Start MATERIAL FOR THIS TASK
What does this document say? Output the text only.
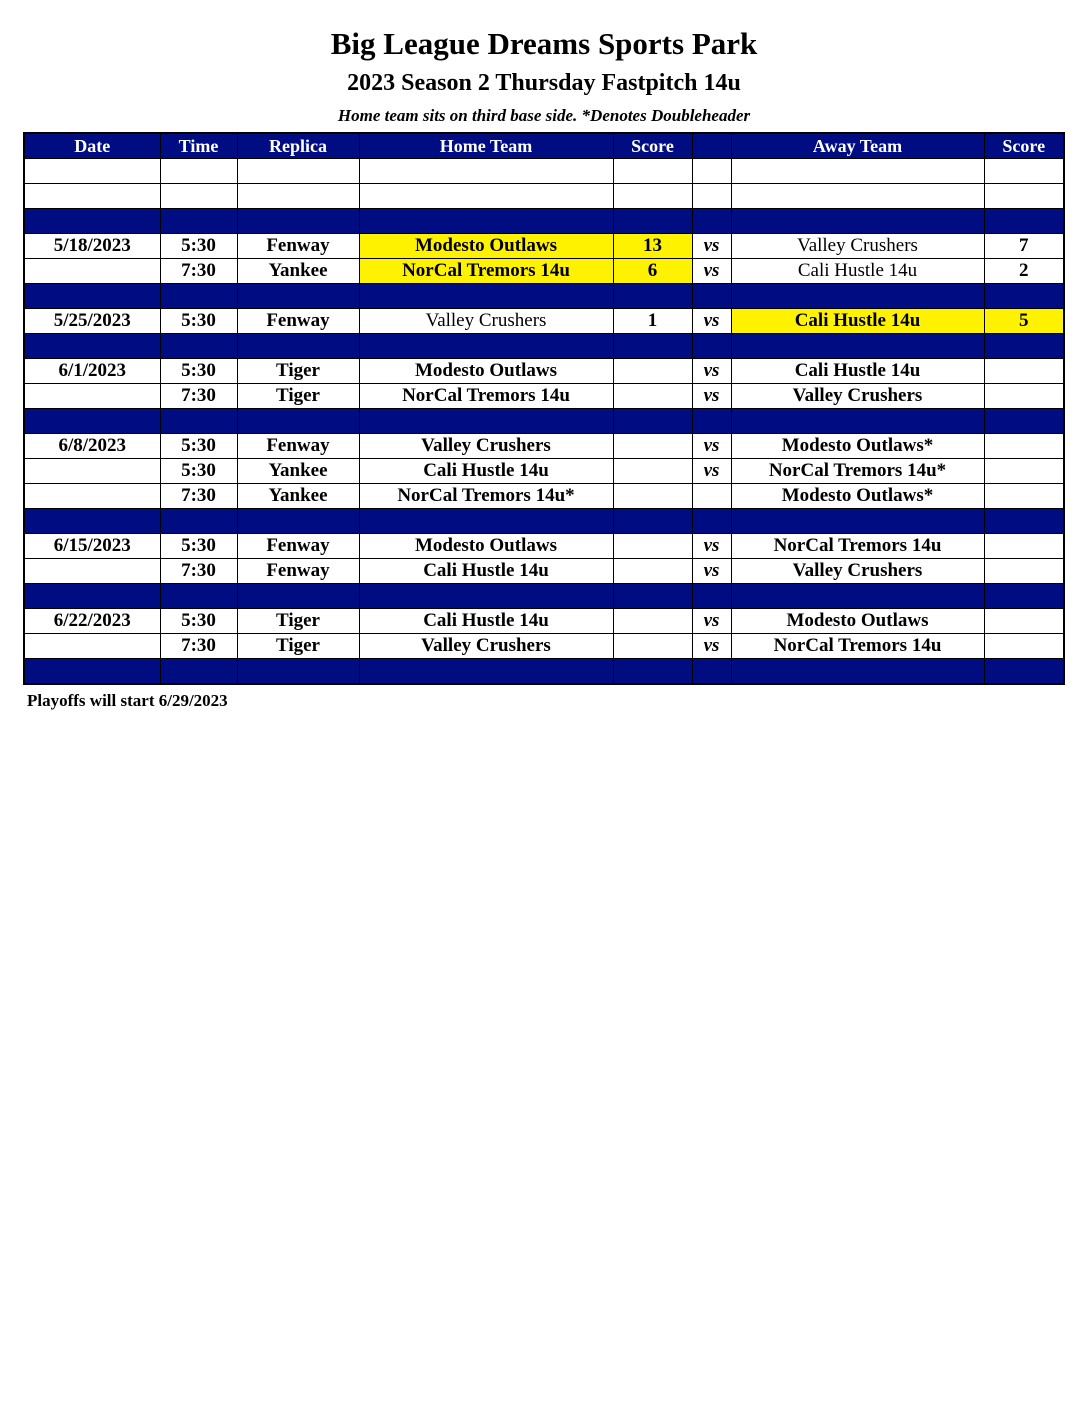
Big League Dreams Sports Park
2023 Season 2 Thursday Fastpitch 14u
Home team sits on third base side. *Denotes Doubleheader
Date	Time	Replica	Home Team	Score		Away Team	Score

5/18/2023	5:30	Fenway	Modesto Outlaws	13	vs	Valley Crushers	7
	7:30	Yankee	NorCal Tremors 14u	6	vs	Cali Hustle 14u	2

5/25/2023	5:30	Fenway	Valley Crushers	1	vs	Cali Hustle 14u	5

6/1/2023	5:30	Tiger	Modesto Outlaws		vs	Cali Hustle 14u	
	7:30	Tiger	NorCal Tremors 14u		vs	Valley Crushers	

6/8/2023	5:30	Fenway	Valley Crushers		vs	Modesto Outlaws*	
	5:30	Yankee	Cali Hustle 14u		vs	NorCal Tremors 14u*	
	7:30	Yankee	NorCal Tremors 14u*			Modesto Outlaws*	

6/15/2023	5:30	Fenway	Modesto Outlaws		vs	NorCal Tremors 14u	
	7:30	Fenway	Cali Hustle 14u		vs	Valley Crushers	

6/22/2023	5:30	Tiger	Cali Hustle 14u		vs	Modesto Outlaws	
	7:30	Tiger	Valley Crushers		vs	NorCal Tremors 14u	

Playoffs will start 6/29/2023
End MATERIAL FOR THIS TASK
[SHORT EXERCISE]:
Look over the listing above. Pick out and copy every line that includes "Modesto".

[RIGHT ANSWER]:
5/18/2023	5:30	Fenway	Modesto Outlaws	13	vs	Valley Crushers	7
6/1/2023	5:30	Tiger	Modesto Outlaws		vs	Cali Hustle 14u	
6/8/2023	5:30	Fenway	Valley Crushers		vs	Modesto Outlaws*	
	7:30	Yankee	NorCal Tremors 14u*			Modesto Outlaws*	
6/15/2023	5:30	Fenway	Modesto Outlaws		vs	NorCal Tremors 14u	
6/22/2023	5:30	Tiger	Cali Hustle 14u		vs	Modesto Outlaws	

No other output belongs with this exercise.